WORK TO BE COMPLETED: Copy out each line in the material below that has the word "faoliyatni".

PROVIDED INFORMATION:
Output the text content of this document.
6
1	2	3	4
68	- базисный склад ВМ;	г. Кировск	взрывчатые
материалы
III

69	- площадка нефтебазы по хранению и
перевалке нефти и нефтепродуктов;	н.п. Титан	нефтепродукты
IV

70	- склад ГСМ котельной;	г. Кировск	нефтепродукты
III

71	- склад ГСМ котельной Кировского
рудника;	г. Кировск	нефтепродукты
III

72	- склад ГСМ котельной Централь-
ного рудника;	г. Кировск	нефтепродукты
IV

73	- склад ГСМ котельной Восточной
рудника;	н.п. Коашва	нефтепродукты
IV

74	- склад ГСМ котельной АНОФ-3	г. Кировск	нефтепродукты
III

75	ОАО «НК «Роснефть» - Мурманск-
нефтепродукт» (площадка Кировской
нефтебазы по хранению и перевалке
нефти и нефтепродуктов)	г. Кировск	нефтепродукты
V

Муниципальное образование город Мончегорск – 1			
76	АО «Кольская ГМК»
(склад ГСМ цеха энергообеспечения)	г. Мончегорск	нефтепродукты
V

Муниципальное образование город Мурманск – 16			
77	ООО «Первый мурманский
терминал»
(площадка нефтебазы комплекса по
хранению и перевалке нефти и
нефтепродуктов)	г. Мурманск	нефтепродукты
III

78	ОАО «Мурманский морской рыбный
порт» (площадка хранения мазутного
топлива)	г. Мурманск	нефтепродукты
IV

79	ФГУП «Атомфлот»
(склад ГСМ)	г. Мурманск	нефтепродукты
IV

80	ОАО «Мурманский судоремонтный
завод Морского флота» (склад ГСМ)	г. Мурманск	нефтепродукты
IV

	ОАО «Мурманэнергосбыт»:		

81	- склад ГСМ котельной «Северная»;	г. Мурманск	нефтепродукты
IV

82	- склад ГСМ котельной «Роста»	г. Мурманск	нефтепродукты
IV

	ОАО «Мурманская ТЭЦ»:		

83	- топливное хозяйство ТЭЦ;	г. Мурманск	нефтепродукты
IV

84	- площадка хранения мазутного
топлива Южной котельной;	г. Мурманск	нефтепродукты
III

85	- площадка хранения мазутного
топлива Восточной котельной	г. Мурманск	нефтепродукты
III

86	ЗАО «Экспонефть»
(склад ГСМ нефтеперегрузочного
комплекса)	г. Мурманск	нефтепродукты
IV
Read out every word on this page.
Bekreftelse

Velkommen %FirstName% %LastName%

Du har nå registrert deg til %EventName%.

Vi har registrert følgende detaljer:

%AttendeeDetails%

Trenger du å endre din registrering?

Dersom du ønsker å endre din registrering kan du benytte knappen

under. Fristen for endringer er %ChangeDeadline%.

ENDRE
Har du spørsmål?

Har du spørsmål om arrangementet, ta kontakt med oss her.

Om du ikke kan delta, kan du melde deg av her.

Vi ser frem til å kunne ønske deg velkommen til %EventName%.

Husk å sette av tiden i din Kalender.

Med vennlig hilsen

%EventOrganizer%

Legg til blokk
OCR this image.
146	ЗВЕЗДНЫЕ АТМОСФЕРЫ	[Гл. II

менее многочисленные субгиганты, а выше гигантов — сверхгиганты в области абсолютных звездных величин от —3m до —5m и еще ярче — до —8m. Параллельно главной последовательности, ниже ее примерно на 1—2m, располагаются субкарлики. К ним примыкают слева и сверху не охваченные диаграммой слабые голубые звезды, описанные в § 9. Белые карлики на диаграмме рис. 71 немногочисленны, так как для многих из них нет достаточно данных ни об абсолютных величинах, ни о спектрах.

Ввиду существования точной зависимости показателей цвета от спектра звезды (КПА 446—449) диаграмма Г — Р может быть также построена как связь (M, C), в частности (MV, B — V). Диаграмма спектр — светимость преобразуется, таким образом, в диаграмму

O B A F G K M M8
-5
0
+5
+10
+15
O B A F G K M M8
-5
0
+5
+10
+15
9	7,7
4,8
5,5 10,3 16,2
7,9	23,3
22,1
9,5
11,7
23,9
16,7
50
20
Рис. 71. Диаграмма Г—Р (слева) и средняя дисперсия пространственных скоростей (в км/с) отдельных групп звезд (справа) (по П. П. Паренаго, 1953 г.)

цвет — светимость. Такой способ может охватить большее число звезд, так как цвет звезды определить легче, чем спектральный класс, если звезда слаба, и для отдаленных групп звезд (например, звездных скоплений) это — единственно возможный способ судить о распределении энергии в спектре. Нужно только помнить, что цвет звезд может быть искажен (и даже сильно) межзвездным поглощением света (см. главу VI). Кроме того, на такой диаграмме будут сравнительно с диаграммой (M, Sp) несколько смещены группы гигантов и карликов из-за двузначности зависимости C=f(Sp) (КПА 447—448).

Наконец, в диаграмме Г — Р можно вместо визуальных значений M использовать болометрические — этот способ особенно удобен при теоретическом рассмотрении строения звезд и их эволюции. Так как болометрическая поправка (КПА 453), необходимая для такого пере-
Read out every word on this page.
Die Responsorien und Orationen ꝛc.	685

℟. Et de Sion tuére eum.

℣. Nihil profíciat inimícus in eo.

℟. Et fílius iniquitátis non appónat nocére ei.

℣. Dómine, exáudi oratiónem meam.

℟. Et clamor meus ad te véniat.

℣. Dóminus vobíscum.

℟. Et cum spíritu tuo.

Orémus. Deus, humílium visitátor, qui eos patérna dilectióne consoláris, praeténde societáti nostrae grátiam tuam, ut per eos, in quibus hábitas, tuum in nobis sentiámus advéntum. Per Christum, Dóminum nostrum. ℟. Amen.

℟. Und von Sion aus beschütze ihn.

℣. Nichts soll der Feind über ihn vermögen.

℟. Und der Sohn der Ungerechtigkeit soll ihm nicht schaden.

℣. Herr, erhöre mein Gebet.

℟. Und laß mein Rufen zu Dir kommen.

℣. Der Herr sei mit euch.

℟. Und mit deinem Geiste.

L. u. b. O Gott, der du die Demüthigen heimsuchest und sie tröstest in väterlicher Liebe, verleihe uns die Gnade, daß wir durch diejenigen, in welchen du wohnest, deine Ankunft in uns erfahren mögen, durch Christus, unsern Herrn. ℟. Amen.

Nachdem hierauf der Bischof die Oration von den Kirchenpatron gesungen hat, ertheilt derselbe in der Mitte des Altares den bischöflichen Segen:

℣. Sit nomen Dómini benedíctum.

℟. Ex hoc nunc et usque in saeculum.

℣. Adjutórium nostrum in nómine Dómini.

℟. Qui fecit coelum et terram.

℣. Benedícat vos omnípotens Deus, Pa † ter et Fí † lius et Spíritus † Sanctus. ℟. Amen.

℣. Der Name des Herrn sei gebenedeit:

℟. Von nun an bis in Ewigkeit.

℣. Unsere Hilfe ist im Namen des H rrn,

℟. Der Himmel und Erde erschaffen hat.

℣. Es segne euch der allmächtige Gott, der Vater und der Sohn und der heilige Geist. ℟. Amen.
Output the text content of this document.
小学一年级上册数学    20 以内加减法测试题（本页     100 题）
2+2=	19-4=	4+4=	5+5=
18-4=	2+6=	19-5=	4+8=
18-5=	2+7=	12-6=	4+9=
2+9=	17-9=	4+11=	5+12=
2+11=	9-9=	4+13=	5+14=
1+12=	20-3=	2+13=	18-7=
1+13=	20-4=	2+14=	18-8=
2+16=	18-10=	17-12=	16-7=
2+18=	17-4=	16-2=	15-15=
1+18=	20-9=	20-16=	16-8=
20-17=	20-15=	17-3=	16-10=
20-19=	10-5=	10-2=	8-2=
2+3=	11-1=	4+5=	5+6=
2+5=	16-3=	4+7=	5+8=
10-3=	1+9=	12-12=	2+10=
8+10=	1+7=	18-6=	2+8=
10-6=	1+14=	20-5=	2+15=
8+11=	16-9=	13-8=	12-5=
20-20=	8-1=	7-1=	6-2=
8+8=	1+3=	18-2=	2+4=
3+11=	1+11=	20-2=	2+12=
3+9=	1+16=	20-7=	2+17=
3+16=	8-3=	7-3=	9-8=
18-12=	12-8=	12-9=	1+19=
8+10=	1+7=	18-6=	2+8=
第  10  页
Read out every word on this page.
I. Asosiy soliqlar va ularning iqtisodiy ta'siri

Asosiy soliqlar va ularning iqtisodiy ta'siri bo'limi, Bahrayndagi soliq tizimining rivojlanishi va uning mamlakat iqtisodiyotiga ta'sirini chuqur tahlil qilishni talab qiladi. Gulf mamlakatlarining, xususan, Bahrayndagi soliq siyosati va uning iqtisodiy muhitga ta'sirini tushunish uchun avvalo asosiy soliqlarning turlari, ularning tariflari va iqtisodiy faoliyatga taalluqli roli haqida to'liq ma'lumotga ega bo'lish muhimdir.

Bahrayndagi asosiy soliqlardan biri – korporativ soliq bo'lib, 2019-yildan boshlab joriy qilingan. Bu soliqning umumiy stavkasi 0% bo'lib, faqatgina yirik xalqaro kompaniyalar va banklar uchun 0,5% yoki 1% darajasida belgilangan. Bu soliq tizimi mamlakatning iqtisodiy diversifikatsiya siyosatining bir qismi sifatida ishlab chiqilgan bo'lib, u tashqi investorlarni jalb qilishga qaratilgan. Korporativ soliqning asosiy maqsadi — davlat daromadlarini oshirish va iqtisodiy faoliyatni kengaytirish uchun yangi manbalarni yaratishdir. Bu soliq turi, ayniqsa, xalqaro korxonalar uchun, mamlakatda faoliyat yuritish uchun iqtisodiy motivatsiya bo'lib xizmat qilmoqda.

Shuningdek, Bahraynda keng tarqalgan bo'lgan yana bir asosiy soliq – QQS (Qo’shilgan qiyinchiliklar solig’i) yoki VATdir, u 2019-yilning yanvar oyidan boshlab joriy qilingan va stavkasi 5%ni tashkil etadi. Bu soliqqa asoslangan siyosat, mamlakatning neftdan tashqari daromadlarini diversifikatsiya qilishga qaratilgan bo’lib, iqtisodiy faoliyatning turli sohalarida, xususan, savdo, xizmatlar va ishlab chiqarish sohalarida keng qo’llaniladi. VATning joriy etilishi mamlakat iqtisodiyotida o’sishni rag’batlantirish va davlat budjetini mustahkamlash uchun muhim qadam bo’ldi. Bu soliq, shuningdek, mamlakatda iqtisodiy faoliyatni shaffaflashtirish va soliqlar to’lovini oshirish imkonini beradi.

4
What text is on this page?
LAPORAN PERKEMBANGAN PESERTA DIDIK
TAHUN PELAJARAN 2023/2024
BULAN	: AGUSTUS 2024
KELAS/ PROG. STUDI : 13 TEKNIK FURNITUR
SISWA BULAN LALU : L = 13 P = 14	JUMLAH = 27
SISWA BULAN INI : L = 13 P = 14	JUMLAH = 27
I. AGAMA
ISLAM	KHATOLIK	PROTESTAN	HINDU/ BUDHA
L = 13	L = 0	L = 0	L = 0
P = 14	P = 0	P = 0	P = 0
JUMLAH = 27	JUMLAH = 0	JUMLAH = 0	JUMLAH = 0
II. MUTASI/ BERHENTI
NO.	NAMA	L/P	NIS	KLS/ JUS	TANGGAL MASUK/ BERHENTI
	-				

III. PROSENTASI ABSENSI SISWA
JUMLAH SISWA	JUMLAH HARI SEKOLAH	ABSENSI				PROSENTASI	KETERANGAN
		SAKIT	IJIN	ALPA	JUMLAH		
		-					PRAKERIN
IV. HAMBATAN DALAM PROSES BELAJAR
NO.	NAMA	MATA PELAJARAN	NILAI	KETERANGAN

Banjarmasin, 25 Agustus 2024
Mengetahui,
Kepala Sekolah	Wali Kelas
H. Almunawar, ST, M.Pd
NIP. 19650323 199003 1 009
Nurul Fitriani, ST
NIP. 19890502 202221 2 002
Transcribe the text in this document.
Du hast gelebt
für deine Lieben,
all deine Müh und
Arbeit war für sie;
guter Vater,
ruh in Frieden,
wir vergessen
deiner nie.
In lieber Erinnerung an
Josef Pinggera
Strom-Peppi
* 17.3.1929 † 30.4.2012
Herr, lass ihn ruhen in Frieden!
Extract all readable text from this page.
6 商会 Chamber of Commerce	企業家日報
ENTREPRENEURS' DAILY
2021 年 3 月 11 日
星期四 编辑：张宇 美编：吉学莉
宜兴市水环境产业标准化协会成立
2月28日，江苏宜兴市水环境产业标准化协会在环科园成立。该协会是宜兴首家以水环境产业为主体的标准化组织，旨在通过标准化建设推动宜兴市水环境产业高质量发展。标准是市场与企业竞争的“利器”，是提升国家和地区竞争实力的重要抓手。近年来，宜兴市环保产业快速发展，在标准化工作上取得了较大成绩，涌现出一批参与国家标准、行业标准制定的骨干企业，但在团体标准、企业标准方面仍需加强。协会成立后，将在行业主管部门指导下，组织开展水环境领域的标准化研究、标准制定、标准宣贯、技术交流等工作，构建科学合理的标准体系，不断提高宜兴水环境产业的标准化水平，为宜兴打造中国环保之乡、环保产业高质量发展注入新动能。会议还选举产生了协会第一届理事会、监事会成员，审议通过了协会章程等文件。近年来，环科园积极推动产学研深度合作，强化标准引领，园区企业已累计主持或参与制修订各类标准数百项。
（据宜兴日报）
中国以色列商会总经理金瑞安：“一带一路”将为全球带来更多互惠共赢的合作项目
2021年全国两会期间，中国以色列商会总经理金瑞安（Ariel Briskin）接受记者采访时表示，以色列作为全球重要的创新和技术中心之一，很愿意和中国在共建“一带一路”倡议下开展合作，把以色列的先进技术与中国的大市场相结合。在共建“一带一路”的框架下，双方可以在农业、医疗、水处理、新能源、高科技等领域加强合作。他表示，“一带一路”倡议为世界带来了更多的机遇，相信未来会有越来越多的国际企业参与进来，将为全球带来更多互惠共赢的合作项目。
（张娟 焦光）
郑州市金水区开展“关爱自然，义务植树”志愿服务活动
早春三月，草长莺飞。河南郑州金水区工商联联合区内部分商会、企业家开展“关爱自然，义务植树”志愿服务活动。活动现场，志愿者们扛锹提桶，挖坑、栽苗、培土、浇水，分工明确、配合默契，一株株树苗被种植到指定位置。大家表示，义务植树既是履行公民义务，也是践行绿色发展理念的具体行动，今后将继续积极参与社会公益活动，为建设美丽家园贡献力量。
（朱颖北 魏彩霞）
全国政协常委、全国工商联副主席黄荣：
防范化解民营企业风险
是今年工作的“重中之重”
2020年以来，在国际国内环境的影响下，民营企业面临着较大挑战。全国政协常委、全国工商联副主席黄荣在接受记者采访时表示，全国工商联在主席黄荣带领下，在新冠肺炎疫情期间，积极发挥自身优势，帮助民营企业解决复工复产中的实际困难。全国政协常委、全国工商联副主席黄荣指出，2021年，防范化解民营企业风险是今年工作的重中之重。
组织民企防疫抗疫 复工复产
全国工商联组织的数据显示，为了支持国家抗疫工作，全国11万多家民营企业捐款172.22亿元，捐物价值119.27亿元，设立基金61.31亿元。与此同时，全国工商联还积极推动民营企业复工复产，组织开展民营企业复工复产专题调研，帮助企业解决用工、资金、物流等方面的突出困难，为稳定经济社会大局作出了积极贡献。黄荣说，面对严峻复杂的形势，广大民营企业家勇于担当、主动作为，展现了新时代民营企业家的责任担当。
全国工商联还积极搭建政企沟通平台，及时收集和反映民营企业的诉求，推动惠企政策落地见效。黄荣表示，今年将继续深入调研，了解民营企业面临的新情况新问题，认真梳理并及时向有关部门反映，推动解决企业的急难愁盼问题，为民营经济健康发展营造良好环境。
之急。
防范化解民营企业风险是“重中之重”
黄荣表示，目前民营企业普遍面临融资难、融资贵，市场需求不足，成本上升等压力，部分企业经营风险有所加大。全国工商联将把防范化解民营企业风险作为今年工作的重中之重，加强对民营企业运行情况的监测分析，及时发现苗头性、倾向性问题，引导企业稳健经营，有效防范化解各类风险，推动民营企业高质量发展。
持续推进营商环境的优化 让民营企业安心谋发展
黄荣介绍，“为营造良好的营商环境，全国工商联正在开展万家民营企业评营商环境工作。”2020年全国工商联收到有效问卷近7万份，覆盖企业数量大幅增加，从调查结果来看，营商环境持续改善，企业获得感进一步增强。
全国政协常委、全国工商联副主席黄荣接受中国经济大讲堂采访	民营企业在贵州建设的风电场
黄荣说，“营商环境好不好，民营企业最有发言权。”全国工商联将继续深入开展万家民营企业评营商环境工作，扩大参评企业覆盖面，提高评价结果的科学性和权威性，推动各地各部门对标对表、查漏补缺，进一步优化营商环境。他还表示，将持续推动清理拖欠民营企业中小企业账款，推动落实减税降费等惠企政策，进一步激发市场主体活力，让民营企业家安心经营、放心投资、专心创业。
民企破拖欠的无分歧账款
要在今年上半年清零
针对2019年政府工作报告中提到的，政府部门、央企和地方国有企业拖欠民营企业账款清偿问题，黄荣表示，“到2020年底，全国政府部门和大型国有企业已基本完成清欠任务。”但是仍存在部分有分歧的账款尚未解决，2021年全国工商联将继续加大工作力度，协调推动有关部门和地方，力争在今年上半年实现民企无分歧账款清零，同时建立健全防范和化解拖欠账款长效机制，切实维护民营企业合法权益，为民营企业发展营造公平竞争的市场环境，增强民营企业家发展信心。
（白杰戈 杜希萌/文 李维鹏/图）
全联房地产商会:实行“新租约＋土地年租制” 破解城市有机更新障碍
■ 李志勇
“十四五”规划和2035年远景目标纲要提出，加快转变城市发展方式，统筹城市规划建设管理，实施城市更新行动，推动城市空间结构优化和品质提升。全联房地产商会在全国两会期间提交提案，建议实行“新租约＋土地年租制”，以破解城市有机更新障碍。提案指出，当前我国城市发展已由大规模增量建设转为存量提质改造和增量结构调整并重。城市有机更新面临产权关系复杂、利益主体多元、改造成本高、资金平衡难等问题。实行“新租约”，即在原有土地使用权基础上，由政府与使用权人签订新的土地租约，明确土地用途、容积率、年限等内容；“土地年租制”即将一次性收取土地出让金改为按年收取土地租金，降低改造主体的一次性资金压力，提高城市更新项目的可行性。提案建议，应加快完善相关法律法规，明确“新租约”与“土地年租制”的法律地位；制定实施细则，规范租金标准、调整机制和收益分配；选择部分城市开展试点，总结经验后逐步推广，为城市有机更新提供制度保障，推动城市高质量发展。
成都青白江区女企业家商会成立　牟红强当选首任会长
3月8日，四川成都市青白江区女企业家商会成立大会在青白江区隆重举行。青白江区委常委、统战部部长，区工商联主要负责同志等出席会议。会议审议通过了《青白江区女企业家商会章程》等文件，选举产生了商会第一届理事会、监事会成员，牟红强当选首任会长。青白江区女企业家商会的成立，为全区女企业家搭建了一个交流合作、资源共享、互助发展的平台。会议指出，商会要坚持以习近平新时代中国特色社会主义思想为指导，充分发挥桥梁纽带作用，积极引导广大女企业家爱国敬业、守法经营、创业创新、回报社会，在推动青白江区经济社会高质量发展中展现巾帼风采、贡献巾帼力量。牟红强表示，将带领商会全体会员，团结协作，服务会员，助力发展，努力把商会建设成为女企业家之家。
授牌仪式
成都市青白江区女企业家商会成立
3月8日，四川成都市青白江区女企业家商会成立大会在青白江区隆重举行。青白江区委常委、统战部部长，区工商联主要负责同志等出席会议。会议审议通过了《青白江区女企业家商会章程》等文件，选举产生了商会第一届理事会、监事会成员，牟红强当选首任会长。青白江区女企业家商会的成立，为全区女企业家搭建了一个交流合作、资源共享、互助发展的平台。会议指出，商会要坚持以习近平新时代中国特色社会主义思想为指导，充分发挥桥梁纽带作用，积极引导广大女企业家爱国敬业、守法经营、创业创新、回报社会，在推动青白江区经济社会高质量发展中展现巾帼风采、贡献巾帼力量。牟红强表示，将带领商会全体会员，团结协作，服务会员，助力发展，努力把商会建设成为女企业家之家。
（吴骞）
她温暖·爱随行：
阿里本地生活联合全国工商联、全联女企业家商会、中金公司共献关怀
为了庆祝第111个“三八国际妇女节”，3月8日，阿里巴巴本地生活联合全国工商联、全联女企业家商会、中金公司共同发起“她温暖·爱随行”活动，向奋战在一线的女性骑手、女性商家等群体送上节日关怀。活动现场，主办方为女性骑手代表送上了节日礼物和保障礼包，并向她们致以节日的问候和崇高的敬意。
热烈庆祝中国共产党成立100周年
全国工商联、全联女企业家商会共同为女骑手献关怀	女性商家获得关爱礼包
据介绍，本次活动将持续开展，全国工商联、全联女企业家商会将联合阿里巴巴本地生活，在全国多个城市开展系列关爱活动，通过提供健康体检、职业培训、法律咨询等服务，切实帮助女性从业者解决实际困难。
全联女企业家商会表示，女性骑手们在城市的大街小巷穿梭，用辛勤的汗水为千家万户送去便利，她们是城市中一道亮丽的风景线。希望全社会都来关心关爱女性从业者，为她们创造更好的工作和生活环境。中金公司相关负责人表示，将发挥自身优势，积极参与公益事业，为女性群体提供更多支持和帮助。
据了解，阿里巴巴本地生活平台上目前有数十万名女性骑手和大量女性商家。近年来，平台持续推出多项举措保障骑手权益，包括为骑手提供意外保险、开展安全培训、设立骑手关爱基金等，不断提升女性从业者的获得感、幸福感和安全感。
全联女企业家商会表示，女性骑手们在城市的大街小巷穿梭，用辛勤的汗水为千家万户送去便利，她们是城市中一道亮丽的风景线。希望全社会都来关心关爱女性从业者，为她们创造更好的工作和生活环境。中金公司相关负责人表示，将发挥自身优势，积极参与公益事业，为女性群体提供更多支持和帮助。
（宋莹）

RESULT OF THE EXERCISE:
Bahrayndagi asosiy soliqlardan biri – korporativ soliq bo'lib, 2019-yildan boshlab joriy qilingan. Bu soliqning umumiy stavkasi 0% bo'lib, faqatgina yirik xalqaro kompaniyalar va banklar uchun 0,5% yoki 1% darajasida belgilangan. Bu soliq tizimi mamlakatning iqtisodiy diversifikatsiya siyosatining bir qismi sifatida ishlab chiqilgan bo'lib, u tashqi investorlarni jalb qilishga qaratilgan. Korporativ soliqning asosiy maqsadi — davlat daromadlarini oshirish va iqtisodiy faoliyatni kengaytirish uchun yangi manbalarni yaratishdir. Bu soliq turi, ayniqsa, xalqaro korxonalar uchun, mamlakatda faoliyat yuritish uchun iqtisodiy motivatsiya bo'lib xizmat qilmoqda.
Shuningdek, Bahraynda keng tarqalgan bo'lgan yana bir asosiy soliq – QQS (Qo’shilgan qiyinchiliklar solig’i) yoki VATdir, u 2019-yilning yanvar oyidan boshlab joriy qilingan va stavkasi 5%ni tashkil etadi. Bu soliqqa asoslangan siyosat, mamlakatning neftdan tashqari daromadlarini diversifikatsiya qilishga qaratilgan bo’lib, iqtisodiy faoliyatning turli sohalarida, xususan, savdo, xizmatlar va ishlab chiqarish sohalarida keng qo’llaniladi. VATning joriy etilishi mamlakat iqtisodiyotida o’sishni rag’batlantirish va davlat budjetini mustahkamlash uchun muhim qadam bo’ldi. Bu soliq, shuningdek, mamlakatda iqtisodiy faoliyatni shaffaflashtirish va soliqlar to’lovini oshirish imkonini beradi.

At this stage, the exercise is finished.